(Image records of document pages)

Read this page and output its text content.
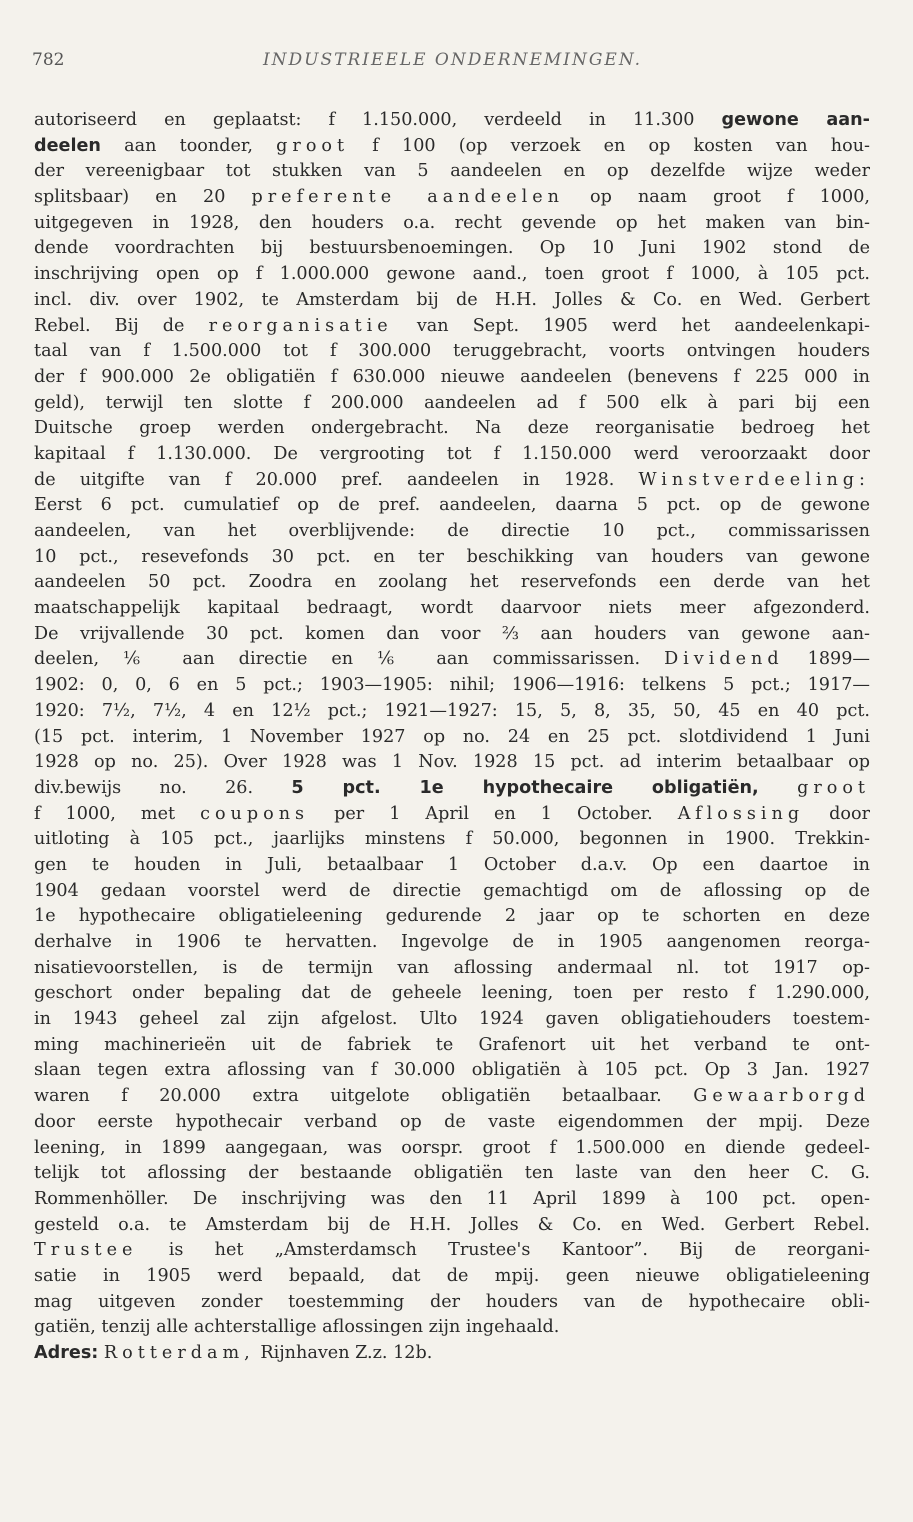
782	INDUSTRIEELE ONDERNEMINGEN.
autoriseerd en geplaatst: f 1.150.000, verdeeld in 11.300 gewone aan-
deelen aan toonder, groot f 100 (op verzoek en op kosten van hou-
der vereenigbaar tot stukken van 5 aandeelen en op dezelfde wijze weder
splitsbaar) en 20 preferente aandeelen op naam groot f 1000,
uitgegeven in 1928, den houders o.a. recht gevende op het maken van bin-
dende voordrachten bij bestuursbenoemingen. Op 10 Juni 1902 stond de
inschrijving open op f 1.000.000 gewone aand., toen groot f 1000, à 105 pct.
incl. div. over 1902, te Amsterdam bij de H.H. Jolles & Co. en Wed. Gerbert
Rebel. Bij de reorganisatie van Sept. 1905 werd het aandeelenkapi-
taal van f 1.500.000 tot f 300.000 teruggebracht, voorts ontvingen houders
der f 900.000 2e obligatiën f 630.000 nieuwe aandeelen (benevens f 225 000 in
geld), terwijl ten slotte f 200.000 aandeelen ad f 500 elk à pari bij een
Duitsche groep werden ondergebracht. Na deze reorganisatie bedroeg het
kapitaal f 1.130.000. De vergrooting tot f 1.150.000 werd veroorzaakt door
de uitgifte van f 20.000 pref. aandeelen in 1928. Winstverdeeling:
Eerst 6 pct. cumulatief op de pref. aandeelen, daarna 5 pct. op de gewone
aandeelen, van het overblijvende: de directie 10 pct., commissarissen
10 pct., resevefonds 30 pct. en ter beschikking van houders van gewone
aandeelen 50 pct. Zoodra en zoolang het reservefonds een derde van het
maatschappelijk kapitaal bedraagt, wordt daarvoor niets meer afgezonderd.
De vrijvallende 30 pct. komen dan voor ⅔ aan houders van gewone aan-
deelen, ⅙ aan directie en ⅙ aan commissarissen. Dividend 1899—
1902: 0, 0, 6 en 5 pct.; 1903—1905: nihil; 1906—1916: telkens 5 pct.; 1917—
1920: 7½, 7½, 4 en 12½ pct.; 1921—1927: 15, 5, 8, 35, 50, 45 en 40 pct.
(15 pct. interim, 1 November 1927 op no. 24 en 25 pct. slotdividend 1 Juni
1928 op no. 25). Over 1928 was 1 Nov. 1928 15 pct. ad interim betaalbaar op
div.bewijs no. 26. 5 pct. 1e hypothecaire obligatiën, groot
f 1000, met coupons per 1 April en 1 October. Aflossing door
uitloting à 105 pct., jaarlijks minstens f 50.000, begonnen in 1900. Trekkin-
gen te houden in Juli, betaalbaar 1 October d.a.v. Op een daartoe in
1904 gedaan voorstel werd de directie gemachtigd om de aflossing op de
1e hypothecaire obligatieleening gedurende 2 jaar op te schorten en deze
derhalve in 1906 te hervatten. Ingevolge de in 1905 aangenomen reorga-
nisatievoorstellen, is de termijn van aflossing andermaal nl. tot 1917 op-
geschort onder bepaling dat de geheele leening, toen per resto f 1.290.000,
in 1943 geheel zal zijn afgelost. Ulto 1924 gaven obligatiehouders toestem-
ming machinerieën uit de fabriek te Grafenort uit het verband te ont-
slaan tegen extra aflossing van f 30.000 obligatiën à 105 pct. Op 3 Jan. 1927
waren f 20.000 extra uitgelote obligatiën betaalbaar. Gewaarborgd
door eerste hypothecair verband op de vaste eigendommen der mpij. Deze
leening, in 1899 aangegaan, was oorspr. groot f 1.500.000 en diende gedeel-
telijk tot aflossing der bestaande obligatiën ten laste van den heer C. G.
Rommenhöller. De inschrijving was den 11 April 1899 à 100 pct. open-
gesteld o.a. te Amsterdam bij de H.H. Jolles & Co. en Wed. Gerbert Rebel.
Trustee is het „Amsterdamsch Trustee's Kantoor”. Bij de reorgani-
satie in 1905 werd bepaald, dat de mpij. geen nieuwe obligatieleening
mag uitgeven zonder toestemming der houders van de hypothecaire obli-
gatiën, tenzij alle achterstallige aflossingen zijn ingehaald.
Adres: Rotterdam, Rijnhaven Z.z. 12b.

Task prompt:
Return the records above verbatim, images excluded.

Answer section:
Read this page and output its text content.
782	INDUSTRIEELE ONDERNEMINGEN.
autoriseerd en geplaatst: f 1.150.000, verdeeld in 11.300 gewone aan-
deelen aan toonder, groot f 100 (op verzoek en op kosten van hou-
der vereenigbaar tot stukken van 5 aandeelen en op dezelfde wijze weder
splitsbaar) en 20 preferente aandeelen op naam groot f 1000,
uitgegeven in 1928, den houders o.a. recht gevende op het maken van bin-
dende voordrachten bij bestuursbenoemingen. Op 10 Juni 1902 stond de
inschrijving open op f 1.000.000 gewone aand., toen groot f 1000, à 105 pct.
incl. div. over 1902, te Amsterdam bij de H.H. Jolles & Co. en Wed. Gerbert
Rebel. Bij de reorganisatie van Sept. 1905 werd het aandeelenkapi-
taal van f 1.500.000 tot f 300.000 teruggebracht, voorts ontvingen houders
der f 900.000 2e obligatiën f 630.000 nieuwe aandeelen (benevens f 225 000 in
geld), terwijl ten slotte f 200.000 aandeelen ad f 500 elk à pari bij een
Duitsche groep werden ondergebracht. Na deze reorganisatie bedroeg het
kapitaal f 1.130.000. De vergrooting tot f 1.150.000 werd veroorzaakt door
de uitgifte van f 20.000 pref. aandeelen in 1928. Winstverdeeling:
Eerst 6 pct. cumulatief op de pref. aandeelen, daarna 5 pct. op de gewone
aandeelen, van het overblijvende: de directie 10 pct., commissarissen
10 pct., resevefonds 30 pct. en ter beschikking van houders van gewone
aandeelen 50 pct. Zoodra en zoolang het reservefonds een derde van het
maatschappelijk kapitaal bedraagt, wordt daarvoor niets meer afgezonderd.
De vrijvallende 30 pct. komen dan voor ⅔ aan houders van gewone aan-
deelen, ⅙ aan directie en ⅙ aan commissarissen. Dividend 1899—
1902: 0, 0, 6 en 5 pct.; 1903—1905: nihil; 1906—1916: telkens 5 pct.; 1917—
1920: 7½, 7½, 4 en 12½ pct.; 1921—1927: 15, 5, 8, 35, 50, 45 en 40 pct.
(15 pct. interim, 1 November 1927 op no. 24 en 25 pct. slotdividend 1 Juni
1928 op no. 25). Over 1928 was 1 Nov. 1928 15 pct. ad interim betaalbaar op
div.bewijs no. 26. 5 pct. 1e hypothecaire obligatiën, groot
f 1000, met coupons per 1 April en 1 October. Aflossing door
uitloting à 105 pct., jaarlijks minstens f 50.000, begonnen in 1900. Trekkin-
gen te houden in Juli, betaalbaar 1 October d.a.v. Op een daartoe in
1904 gedaan voorstel werd de directie gemachtigd om de aflossing op de
1e hypothecaire obligatieleening gedurende 2 jaar op te schorten en deze
derhalve in 1906 te hervatten. Ingevolge de in 1905 aangenomen reorga-
nisatievoorstellen, is de termijn van aflossing andermaal nl. tot 1917 op-
geschort onder bepaling dat de geheele leening, toen per resto f 1.290.000,
in 1943 geheel zal zijn afgelost. Ulto 1924 gaven obligatiehouders toestem-
ming machinerieën uit de fabriek te Grafenort uit het verband te ont-
slaan tegen extra aflossing van f 30.000 obligatiën à 105 pct. Op 3 Jan. 1927
waren f 20.000 extra uitgelote obligatiën betaalbaar. Gewaarborgd
door eerste hypothecair verband op de vaste eigendommen der mpij. Deze
leening, in 1899 aangegaan, was oorspr. groot f 1.500.000 en diende gedeel-
telijk tot aflossing der bestaande obligatiën ten laste van den heer C. G.
Rommenhöller. De inschrijving was den 11 April 1899 à 100 pct. open-
gesteld o.a. te Amsterdam bij de H.H. Jolles & Co. en Wed. Gerbert Rebel.
Trustee is het „Amsterdamsch Trustee's Kantoor”. Bij de reorgani-
satie in 1905 werd bepaald, dat de mpij. geen nieuwe obligatieleening
mag uitgeven zonder toestemming der houders van de hypothecaire obli-
gatiën, tenzij alle achterstallige aflossingen zijn ingehaald.
Adres: Rotterdam, Rijnhaven Z.z. 12b.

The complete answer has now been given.